━━ Material provided
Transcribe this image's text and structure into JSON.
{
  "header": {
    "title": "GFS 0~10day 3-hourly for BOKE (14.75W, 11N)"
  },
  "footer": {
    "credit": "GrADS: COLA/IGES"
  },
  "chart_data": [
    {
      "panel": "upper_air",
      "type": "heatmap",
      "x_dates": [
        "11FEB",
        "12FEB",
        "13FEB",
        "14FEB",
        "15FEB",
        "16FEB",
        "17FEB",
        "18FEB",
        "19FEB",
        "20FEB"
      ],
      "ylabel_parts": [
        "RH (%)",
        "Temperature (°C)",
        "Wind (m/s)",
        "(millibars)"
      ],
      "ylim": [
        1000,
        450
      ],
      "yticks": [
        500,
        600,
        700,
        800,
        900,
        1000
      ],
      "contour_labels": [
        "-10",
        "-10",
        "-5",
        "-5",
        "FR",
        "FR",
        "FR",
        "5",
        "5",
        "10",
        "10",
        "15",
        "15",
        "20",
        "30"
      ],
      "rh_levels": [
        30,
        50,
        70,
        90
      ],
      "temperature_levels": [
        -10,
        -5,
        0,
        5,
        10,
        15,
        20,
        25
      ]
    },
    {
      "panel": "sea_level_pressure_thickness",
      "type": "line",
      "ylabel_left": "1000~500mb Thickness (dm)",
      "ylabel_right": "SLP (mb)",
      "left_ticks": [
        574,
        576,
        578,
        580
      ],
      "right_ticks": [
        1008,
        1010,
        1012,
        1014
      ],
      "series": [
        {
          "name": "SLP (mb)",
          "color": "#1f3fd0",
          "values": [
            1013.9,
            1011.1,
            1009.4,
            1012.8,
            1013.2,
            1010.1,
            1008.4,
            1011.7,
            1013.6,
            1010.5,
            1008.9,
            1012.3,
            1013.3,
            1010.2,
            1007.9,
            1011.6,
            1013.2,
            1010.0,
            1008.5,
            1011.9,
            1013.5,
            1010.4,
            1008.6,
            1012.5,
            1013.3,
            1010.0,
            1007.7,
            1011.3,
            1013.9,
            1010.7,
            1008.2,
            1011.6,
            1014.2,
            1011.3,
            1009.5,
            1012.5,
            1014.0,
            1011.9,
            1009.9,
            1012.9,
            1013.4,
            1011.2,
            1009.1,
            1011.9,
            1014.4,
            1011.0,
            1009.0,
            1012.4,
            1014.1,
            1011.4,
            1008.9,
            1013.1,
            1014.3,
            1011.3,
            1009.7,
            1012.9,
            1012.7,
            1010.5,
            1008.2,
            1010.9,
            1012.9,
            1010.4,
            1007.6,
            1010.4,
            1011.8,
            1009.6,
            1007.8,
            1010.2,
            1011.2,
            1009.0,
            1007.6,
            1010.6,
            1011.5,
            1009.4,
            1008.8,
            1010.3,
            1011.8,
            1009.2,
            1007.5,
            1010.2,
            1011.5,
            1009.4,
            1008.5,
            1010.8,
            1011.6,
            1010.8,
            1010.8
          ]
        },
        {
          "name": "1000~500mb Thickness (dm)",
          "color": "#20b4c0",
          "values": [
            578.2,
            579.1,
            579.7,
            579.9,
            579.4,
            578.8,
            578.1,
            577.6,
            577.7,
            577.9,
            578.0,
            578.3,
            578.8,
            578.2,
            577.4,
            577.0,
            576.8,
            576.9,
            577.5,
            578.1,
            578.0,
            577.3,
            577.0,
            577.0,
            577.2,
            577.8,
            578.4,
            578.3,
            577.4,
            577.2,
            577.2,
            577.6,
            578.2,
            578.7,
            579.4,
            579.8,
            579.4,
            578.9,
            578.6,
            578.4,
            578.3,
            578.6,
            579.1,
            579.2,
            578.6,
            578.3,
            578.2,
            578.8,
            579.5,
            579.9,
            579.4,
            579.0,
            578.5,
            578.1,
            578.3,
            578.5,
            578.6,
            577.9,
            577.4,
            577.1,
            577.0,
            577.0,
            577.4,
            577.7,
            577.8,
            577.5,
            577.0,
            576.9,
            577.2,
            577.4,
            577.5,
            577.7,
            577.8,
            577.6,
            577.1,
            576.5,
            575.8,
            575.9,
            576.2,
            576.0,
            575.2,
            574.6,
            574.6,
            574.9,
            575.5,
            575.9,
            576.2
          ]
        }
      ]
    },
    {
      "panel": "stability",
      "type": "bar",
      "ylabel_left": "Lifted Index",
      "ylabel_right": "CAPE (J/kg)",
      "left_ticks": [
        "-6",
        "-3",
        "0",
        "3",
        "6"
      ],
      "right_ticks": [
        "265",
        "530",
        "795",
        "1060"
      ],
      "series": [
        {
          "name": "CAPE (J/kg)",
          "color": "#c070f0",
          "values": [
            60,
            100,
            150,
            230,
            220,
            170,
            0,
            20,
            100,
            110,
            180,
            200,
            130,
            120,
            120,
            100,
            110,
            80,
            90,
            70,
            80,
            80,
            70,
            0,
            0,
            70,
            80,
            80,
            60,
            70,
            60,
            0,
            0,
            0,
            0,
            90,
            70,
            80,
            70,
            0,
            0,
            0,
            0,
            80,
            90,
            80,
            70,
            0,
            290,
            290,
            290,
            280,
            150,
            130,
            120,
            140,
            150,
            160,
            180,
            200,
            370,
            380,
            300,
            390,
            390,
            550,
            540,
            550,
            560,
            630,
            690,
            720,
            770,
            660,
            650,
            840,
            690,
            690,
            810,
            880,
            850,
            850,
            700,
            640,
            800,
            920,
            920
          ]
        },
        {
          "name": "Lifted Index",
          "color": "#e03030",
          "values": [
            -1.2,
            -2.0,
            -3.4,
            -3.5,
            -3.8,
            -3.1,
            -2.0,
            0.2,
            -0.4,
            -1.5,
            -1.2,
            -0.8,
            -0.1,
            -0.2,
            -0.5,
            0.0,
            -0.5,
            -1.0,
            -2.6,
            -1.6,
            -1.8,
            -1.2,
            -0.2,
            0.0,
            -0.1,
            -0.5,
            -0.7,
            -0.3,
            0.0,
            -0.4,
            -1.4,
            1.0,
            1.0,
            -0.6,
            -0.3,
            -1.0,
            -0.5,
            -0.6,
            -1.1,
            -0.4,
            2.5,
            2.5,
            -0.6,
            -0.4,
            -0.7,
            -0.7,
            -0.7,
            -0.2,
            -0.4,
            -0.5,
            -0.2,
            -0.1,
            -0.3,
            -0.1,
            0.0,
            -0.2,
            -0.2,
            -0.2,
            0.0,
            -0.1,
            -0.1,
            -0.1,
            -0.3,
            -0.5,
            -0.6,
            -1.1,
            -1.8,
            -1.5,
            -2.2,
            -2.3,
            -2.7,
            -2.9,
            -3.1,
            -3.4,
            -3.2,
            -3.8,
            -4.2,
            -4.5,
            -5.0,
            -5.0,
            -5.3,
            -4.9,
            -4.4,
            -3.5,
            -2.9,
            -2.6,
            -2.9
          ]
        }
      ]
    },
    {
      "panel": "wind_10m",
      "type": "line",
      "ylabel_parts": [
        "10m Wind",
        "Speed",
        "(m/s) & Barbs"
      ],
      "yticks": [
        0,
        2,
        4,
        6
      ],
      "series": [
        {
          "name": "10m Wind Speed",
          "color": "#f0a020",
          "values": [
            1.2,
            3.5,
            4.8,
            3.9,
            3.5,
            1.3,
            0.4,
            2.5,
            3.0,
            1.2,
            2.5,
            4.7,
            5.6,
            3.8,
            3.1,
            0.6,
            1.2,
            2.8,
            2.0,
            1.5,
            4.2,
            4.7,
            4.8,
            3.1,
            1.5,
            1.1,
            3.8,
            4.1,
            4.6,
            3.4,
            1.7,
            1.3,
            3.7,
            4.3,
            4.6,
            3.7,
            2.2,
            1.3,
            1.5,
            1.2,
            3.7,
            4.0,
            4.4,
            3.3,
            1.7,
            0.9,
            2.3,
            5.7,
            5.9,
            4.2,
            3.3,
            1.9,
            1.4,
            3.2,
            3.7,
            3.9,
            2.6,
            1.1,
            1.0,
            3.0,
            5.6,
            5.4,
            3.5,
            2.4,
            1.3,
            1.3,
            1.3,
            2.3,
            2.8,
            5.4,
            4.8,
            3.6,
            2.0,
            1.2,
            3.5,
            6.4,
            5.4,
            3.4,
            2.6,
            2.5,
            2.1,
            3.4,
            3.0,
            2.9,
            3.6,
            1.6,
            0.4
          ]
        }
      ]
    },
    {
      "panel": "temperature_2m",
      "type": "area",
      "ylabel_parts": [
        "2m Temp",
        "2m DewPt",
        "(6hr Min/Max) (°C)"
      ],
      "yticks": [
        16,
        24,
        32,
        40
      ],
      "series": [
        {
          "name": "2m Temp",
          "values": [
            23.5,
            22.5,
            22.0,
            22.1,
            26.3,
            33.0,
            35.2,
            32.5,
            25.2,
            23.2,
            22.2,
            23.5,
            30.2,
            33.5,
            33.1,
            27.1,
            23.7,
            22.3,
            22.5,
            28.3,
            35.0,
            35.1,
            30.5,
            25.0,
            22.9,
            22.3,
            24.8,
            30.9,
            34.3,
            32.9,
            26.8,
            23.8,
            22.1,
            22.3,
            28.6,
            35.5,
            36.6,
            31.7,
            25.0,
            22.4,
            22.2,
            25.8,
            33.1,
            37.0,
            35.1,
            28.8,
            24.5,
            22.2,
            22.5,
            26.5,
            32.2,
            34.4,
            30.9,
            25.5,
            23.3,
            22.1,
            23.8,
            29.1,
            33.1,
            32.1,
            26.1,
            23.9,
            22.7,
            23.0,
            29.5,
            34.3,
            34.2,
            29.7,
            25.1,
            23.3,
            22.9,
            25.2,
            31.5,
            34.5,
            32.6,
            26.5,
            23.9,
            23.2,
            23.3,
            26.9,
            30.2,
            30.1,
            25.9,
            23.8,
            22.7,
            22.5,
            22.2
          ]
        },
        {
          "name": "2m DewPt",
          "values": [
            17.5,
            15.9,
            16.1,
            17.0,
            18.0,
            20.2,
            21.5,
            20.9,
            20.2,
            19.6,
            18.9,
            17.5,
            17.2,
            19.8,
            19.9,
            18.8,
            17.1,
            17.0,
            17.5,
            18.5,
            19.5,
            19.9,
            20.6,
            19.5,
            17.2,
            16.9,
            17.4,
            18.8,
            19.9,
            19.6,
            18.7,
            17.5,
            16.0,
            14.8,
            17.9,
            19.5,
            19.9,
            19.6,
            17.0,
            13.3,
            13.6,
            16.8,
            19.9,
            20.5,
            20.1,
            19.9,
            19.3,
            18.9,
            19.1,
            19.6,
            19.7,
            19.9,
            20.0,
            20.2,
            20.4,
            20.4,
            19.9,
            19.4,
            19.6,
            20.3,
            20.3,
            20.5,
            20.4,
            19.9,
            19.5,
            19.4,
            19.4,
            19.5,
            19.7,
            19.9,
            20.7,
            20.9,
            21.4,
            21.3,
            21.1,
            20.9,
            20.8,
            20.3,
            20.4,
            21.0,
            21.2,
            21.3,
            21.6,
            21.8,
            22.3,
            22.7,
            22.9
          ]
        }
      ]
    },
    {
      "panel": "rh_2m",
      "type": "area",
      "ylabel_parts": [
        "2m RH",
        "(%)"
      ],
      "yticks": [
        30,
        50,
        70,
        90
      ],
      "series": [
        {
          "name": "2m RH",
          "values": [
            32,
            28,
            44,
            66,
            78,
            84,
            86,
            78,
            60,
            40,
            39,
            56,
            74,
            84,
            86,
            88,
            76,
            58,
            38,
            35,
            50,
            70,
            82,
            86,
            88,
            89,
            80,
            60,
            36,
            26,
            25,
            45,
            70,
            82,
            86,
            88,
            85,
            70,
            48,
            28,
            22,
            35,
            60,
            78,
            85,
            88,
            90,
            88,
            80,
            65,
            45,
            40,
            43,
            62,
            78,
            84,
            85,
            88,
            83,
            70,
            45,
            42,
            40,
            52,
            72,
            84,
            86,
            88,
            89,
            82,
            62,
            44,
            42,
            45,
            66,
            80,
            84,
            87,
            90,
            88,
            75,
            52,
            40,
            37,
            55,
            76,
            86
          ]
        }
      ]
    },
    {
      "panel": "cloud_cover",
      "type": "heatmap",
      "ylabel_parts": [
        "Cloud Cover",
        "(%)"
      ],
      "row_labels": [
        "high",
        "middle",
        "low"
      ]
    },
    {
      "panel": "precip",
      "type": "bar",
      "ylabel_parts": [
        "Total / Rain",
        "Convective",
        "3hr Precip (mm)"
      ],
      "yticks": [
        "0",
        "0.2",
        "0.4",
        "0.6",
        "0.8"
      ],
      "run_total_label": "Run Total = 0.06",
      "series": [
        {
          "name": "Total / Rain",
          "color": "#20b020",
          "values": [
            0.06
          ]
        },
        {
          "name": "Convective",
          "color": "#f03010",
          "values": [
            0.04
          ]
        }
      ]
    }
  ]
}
━━━━
• _What this task involves_: Using the listing above, state the number of lines that hold "name", with no other text.

• _Correct result_: 10